Pick out every line that holds the string "this" and copy it.

__Records supplied__
* * *
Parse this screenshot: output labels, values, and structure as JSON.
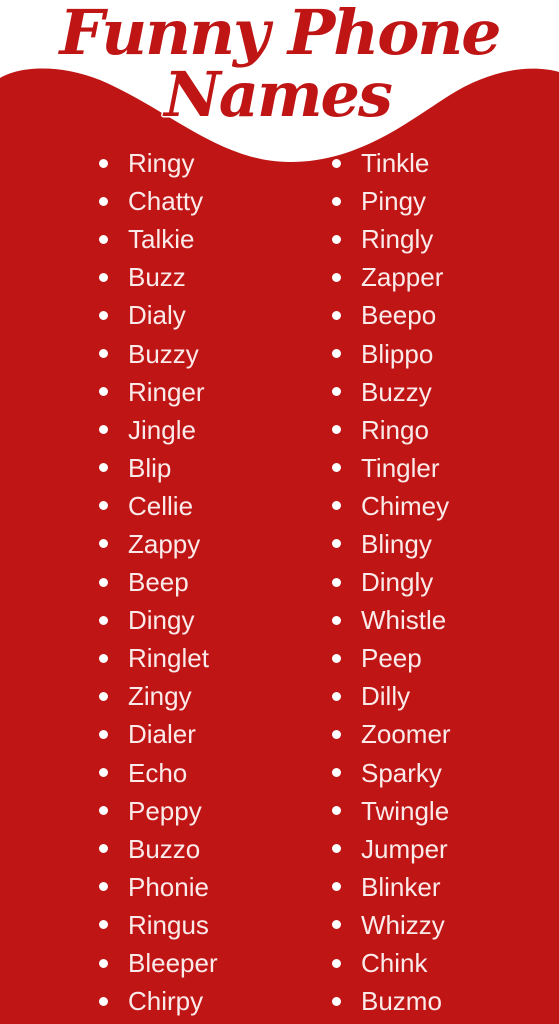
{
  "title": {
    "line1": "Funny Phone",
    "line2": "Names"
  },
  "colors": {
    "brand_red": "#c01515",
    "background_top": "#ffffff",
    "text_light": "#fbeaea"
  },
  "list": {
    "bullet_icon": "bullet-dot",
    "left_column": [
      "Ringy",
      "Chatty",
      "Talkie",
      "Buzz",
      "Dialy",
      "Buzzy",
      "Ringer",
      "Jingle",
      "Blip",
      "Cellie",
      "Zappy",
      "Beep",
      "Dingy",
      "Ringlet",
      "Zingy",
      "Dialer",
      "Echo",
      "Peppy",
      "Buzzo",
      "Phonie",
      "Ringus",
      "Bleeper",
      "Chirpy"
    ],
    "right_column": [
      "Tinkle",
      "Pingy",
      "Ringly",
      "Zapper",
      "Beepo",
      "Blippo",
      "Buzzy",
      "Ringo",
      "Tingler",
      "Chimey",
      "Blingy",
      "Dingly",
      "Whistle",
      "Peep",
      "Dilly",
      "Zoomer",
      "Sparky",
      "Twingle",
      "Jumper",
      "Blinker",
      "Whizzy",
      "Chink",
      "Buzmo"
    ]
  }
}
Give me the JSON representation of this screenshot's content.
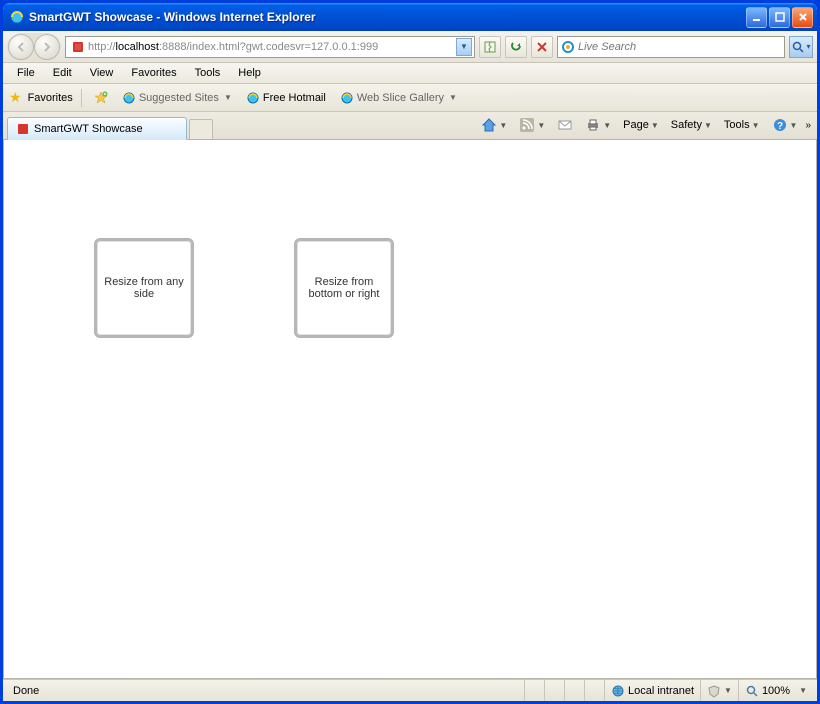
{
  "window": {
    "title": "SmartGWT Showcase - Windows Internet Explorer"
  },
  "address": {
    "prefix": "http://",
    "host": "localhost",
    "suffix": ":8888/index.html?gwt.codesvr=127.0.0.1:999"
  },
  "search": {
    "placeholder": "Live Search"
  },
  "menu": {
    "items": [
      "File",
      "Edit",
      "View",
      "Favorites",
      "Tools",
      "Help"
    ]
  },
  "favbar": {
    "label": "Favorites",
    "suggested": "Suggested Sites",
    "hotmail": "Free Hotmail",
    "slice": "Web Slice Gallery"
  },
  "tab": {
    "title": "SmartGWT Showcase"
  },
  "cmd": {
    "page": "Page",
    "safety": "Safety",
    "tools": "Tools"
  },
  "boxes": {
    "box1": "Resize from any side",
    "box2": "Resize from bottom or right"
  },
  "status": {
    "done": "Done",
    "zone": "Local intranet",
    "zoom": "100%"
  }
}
* * *
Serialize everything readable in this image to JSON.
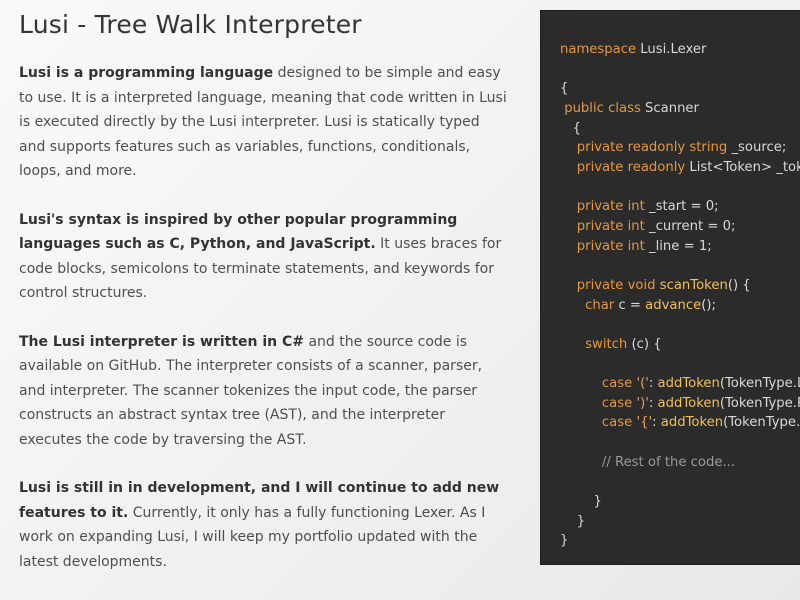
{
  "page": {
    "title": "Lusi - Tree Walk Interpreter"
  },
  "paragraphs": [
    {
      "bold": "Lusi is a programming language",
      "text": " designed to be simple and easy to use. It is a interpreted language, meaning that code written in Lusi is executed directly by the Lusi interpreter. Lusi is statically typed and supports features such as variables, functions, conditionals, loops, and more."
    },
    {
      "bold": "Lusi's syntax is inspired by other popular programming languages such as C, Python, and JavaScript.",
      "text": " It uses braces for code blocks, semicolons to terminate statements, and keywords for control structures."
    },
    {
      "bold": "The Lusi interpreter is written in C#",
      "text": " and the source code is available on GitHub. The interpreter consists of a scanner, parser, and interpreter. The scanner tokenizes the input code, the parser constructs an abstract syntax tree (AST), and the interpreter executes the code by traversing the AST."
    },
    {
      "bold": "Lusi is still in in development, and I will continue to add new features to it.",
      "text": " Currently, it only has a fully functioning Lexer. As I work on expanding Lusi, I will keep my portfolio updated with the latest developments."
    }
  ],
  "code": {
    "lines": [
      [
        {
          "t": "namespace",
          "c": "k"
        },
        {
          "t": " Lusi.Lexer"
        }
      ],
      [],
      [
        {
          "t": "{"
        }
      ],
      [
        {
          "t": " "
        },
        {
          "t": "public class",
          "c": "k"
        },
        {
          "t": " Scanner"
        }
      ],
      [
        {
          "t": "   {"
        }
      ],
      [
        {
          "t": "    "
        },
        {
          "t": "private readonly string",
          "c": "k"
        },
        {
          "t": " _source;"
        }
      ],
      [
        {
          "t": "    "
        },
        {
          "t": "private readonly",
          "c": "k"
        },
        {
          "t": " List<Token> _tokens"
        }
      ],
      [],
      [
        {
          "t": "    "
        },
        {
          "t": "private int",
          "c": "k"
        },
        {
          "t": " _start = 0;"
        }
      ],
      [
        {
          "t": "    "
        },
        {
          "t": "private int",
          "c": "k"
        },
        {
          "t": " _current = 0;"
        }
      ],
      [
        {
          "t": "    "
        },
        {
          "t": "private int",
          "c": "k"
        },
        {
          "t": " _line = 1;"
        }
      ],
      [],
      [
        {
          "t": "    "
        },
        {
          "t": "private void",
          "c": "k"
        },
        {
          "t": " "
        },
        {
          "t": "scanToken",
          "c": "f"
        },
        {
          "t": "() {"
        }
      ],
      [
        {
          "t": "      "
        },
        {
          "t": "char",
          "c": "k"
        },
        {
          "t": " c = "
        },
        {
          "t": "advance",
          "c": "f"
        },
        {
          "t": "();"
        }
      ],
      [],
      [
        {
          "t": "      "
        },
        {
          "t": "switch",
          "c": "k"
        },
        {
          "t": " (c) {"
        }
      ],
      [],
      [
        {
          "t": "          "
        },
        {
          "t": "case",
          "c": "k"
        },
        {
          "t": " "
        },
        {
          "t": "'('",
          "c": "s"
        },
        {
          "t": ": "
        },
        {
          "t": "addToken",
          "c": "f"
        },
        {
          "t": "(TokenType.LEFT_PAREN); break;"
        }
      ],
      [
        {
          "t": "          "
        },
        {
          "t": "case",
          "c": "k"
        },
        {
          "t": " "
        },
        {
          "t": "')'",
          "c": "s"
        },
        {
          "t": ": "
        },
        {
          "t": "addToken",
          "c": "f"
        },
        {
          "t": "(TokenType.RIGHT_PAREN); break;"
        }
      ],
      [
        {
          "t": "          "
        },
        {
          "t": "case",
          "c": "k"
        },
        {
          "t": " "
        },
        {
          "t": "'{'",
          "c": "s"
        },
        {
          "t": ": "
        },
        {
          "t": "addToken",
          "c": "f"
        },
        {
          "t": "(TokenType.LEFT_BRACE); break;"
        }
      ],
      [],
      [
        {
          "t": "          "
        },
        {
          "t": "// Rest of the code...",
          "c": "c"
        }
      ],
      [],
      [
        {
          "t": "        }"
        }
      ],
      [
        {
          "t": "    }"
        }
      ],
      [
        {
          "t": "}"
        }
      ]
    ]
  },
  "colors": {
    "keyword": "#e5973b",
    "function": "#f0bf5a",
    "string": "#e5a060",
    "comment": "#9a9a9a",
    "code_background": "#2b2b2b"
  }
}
* * *
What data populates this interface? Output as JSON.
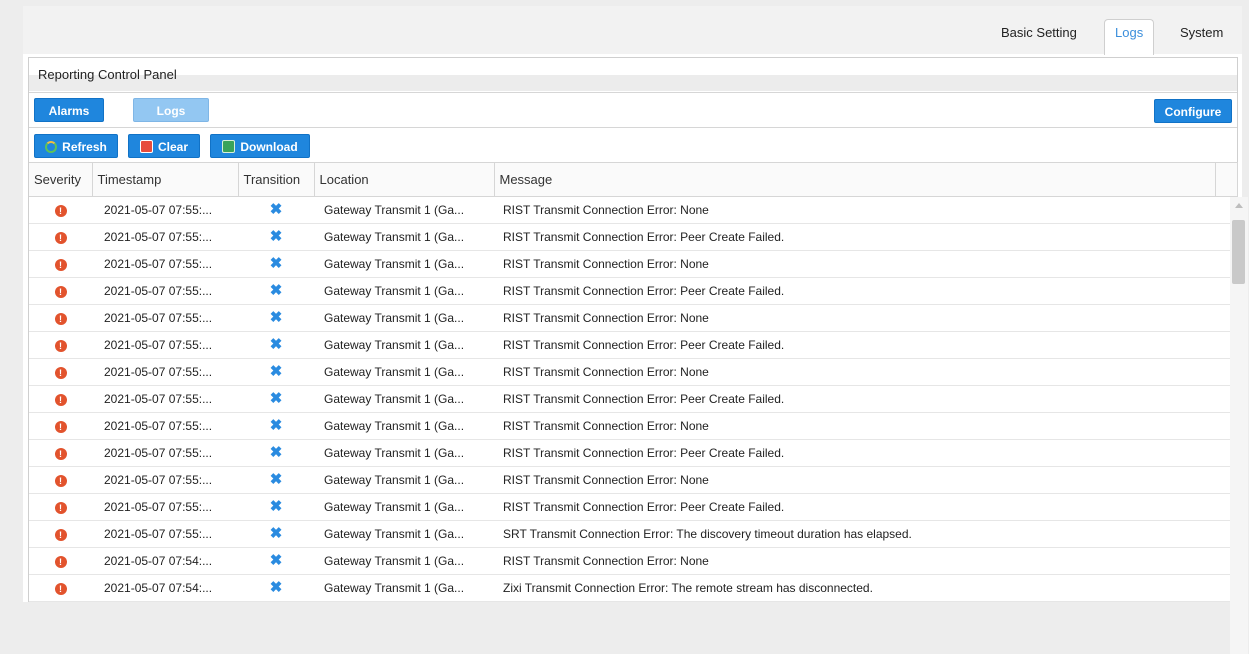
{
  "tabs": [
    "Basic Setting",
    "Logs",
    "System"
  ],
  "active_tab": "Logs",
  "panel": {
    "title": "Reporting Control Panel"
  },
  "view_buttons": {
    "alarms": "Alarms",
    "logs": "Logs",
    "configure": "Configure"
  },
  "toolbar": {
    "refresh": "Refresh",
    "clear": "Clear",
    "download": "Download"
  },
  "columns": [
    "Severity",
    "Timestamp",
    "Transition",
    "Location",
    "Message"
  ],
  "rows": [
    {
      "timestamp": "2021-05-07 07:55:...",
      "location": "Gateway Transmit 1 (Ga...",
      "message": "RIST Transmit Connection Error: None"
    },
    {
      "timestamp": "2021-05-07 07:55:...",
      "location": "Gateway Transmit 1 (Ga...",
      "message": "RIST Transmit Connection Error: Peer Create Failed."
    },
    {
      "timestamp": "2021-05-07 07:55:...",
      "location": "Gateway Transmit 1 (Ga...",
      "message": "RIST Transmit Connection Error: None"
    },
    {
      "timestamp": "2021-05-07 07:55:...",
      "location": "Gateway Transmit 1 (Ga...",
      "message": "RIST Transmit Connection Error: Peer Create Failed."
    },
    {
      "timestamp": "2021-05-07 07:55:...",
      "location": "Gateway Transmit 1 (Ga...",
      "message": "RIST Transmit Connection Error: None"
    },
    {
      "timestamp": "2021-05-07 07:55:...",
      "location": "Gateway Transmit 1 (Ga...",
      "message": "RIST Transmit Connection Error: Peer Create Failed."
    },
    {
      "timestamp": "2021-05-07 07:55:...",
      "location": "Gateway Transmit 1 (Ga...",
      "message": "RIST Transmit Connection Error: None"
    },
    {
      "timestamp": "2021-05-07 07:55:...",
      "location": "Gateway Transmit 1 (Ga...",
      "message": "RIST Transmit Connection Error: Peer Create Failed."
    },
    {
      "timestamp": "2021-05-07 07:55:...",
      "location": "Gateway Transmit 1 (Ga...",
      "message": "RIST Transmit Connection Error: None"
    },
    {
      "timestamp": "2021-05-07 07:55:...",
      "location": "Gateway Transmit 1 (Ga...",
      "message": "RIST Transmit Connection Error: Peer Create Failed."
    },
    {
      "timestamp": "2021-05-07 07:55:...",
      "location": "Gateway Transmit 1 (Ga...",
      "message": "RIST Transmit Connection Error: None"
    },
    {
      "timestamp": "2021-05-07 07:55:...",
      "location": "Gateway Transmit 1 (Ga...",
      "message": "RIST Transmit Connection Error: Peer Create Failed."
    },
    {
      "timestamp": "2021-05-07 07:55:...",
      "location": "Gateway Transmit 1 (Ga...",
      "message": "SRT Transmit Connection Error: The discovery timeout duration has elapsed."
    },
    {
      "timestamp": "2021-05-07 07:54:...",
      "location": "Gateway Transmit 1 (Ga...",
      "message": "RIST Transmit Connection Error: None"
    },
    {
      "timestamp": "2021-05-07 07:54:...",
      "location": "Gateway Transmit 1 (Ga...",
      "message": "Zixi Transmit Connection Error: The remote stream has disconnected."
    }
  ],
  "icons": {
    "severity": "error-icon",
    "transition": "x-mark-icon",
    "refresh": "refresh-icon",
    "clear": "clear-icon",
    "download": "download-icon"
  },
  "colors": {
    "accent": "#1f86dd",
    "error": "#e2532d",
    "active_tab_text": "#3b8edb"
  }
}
* * *
__Complete output__
Parse this screenshot: output labels, values, and structure as JSON.
Give me the JSON representation of this screenshot's content.
Serialize everything readable in this image to JSON.
What data populates this interface? Output as JSON.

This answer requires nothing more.